━━━ DATA FOR THIS EXERCISE
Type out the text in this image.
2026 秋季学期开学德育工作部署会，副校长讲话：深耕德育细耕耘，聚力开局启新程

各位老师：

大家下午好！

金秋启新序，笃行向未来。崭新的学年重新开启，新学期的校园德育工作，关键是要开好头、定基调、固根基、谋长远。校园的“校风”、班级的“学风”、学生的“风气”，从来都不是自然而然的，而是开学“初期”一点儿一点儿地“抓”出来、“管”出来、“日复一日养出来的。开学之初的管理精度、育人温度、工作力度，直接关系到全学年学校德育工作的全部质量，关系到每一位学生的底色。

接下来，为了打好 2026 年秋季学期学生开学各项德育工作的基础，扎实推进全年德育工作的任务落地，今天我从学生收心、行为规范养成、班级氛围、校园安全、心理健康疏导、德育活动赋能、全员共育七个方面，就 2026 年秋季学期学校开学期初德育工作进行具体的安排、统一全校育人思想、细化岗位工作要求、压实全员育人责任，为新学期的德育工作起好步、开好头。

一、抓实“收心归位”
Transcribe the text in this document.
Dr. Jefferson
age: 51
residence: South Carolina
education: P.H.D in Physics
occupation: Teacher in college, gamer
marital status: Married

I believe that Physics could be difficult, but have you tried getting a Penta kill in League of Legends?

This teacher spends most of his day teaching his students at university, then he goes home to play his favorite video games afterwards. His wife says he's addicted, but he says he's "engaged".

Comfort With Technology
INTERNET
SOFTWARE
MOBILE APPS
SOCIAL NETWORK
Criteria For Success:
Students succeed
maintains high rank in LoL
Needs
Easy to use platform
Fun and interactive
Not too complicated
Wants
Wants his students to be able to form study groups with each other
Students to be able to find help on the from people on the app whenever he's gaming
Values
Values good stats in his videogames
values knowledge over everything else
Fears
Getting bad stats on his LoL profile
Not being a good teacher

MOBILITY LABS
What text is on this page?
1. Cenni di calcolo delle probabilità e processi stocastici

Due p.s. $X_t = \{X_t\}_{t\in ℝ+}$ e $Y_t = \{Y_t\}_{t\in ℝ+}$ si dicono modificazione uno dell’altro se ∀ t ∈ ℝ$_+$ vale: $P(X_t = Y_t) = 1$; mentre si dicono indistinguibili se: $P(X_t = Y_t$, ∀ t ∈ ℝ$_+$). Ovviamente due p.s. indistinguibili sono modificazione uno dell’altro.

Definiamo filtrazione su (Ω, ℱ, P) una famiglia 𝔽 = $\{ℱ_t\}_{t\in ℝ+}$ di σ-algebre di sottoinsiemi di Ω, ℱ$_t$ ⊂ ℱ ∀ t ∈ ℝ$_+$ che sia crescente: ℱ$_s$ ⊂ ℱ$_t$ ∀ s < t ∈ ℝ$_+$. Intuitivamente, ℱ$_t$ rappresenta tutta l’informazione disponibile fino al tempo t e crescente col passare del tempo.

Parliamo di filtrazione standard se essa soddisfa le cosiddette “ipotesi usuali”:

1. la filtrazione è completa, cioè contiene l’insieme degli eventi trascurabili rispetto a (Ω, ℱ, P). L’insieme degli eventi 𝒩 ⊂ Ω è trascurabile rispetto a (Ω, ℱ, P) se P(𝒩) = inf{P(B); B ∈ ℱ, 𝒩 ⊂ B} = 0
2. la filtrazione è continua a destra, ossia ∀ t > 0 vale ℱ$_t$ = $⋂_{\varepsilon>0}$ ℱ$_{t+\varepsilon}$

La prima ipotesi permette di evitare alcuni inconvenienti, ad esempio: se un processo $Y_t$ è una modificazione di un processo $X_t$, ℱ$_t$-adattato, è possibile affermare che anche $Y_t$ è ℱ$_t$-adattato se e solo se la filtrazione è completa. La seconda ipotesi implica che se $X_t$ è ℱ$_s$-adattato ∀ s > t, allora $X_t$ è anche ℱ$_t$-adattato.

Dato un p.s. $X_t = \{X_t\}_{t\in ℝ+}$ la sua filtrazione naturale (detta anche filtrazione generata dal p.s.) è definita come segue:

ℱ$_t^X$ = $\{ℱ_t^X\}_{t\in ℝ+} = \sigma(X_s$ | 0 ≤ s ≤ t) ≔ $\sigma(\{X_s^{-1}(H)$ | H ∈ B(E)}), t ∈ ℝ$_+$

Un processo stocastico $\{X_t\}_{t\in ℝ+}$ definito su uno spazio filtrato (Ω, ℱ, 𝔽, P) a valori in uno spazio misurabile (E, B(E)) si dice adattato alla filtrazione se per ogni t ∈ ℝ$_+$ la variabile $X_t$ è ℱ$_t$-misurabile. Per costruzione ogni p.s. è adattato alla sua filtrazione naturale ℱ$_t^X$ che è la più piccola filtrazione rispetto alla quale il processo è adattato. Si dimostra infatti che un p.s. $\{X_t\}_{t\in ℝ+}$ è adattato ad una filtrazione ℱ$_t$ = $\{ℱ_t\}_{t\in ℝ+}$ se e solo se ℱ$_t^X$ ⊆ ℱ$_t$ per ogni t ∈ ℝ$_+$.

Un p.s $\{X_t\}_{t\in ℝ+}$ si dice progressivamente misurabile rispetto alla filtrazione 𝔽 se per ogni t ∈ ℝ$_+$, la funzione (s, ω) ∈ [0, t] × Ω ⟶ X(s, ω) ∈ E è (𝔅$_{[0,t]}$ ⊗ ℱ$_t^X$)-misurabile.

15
━━━━━━
- STATED EXERCISE:
Could you quote the material above in full, exactly as it stands?

- RESPONSE:
Type out the text in this image.
2026 秋季学期开学德育工作部署会，副校长讲话：深耕德育细耕耘，聚力开局启新程

各位老师：

大家下午好！

金秋启新序，笃行向未来。崭新的学年重新开启，新学期的校园德育工作，关键是要开好头、定基调、固根基、谋长远。校园的“校风”、班级的“学风”、学生的“风气”，从来都不是自然而然的，而是开学“初期”一点儿一点儿地“抓”出来、“管”出来、“日复一日养出来的。开学之初的管理精度、育人温度、工作力度，直接关系到全学年学校德育工作的全部质量，关系到每一位学生的底色。

接下来，为了打好 2026 年秋季学期学生开学各项德育工作的基础，扎实推进全年德育工作的任务落地，今天我从学生收心、行为规范养成、班级氛围、校园安全、心理健康疏导、德育活动赋能、全员共育七个方面，就 2026 年秋季学期学校开学期初德育工作进行具体的安排、统一全校育人思想、细化岗位工作要求、压实全员育人责任，为新学期的德育工作起好步、开好头。

一、抓实“收心归位”
Transcribe the text in this document.
Dr. Jefferson
age: 51
residence: South Carolina
education: P.H.D in Physics
occupation: Teacher in college, gamer
marital status: Married

I believe that Physics could be difficult, but have you tried getting a Penta kill in League of Legends?

This teacher spends most of his day teaching his students at university, then he goes home to play his favorite video games afterwards. His wife says he's addicted, but he says he's "engaged".

Comfort With Technology
INTERNET
SOFTWARE
MOBILE APPS
SOCIAL NETWORK
Criteria For Success:
Students succeed
maintains high rank in LoL
Needs
Easy to use platform
Fun and interactive
Not too complicated
Wants
Wants his students to be able to form study groups with each other
Students to be able to find help on the from people on the app whenever he's gaming
Values
Values good stats in his videogames
values knowledge over everything else
Fears
Getting bad stats on his LoL profile
Not being a good teacher

MOBILITY LABS
What text is on this page?
1. Cenni di calcolo delle probabilità e processi stocastici

Due p.s. $X_t = \{X_t\}_{t\in ℝ+}$ e $Y_t = \{Y_t\}_{t\in ℝ+}$ si dicono modificazione uno dell’altro se ∀ t ∈ ℝ$_+$ vale: $P(X_t = Y_t) = 1$; mentre si dicono indistinguibili se: $P(X_t = Y_t$, ∀ t ∈ ℝ$_+$). Ovviamente due p.s. indistinguibili sono modificazione uno dell’altro.

Definiamo filtrazione su (Ω, ℱ, P) una famiglia 𝔽 = $\{ℱ_t\}_{t\in ℝ+}$ di σ-algebre di sottoinsiemi di Ω, ℱ$_t$ ⊂ ℱ ∀ t ∈ ℝ$_+$ che sia crescente: ℱ$_s$ ⊂ ℱ$_t$ ∀ s < t ∈ ℝ$_+$. Intuitivamente, ℱ$_t$ rappresenta tutta l’informazione disponibile fino al tempo t e crescente col passare del tempo.

Parliamo di filtrazione standard se essa soddisfa le cosiddette “ipotesi usuali”:

1. la filtrazione è completa, cioè contiene l’insieme degli eventi trascurabili rispetto a (Ω, ℱ, P). L’insieme degli eventi 𝒩 ⊂ Ω è trascurabile rispetto a (Ω, ℱ, P) se P(𝒩) = inf{P(B); B ∈ ℱ, 𝒩 ⊂ B} = 0
2. la filtrazione è continua a destra, ossia ∀ t > 0 vale ℱ$_t$ = $⋂_{\varepsilon>0}$ ℱ$_{t+\varepsilon}$

La prima ipotesi permette di evitare alcuni inconvenienti, ad esempio: se un processo $Y_t$ è una modificazione di un processo $X_t$, ℱ$_t$-adattato, è possibile affermare che anche $Y_t$ è ℱ$_t$-adattato se e solo se la filtrazione è completa. La seconda ipotesi implica che se $X_t$ è ℱ$_s$-adattato ∀ s > t, allora $X_t$ è anche ℱ$_t$-adattato.

Dato un p.s. $X_t = \{X_t\}_{t\in ℝ+}$ la sua filtrazione naturale (detta anche filtrazione generata dal p.s.) è definita come segue:

ℱ$_t^X$ = $\{ℱ_t^X\}_{t\in ℝ+} = \sigma(X_s$ | 0 ≤ s ≤ t) ≔ $\sigma(\{X_s^{-1}(H)$ | H ∈ B(E)}), t ∈ ℝ$_+$

Un processo stocastico $\{X_t\}_{t\in ℝ+}$ definito su uno spazio filtrato (Ω, ℱ, 𝔽, P) a valori in uno spazio misurabile (E, B(E)) si dice adattato alla filtrazione se per ogni t ∈ ℝ$_+$ la variabile $X_t$ è ℱ$_t$-misurabile. Per costruzione ogni p.s. è adattato alla sua filtrazione naturale ℱ$_t^X$ che è la più piccola filtrazione rispetto alla quale il processo è adattato. Si dimostra infatti che un p.s. $\{X_t\}_{t\in ℝ+}$ è adattato ad una filtrazione ℱ$_t$ = $\{ℱ_t\}_{t\in ℝ+}$ se e solo se ℱ$_t^X$ ⊆ ℱ$_t$ per ogni t ∈ ℝ$_+$.

Un p.s $\{X_t\}_{t\in ℝ+}$ si dice progressivamente misurabile rispetto alla filtrazione 𝔽 se per ogni t ∈ ℝ$_+$, la funzione (s, ω) ∈ [0, t] × Ω ⟶ X(s, ω) ∈ E è (𝔅$_{[0,t]}$ ⊗ ℱ$_t^X$)-misurabile.

15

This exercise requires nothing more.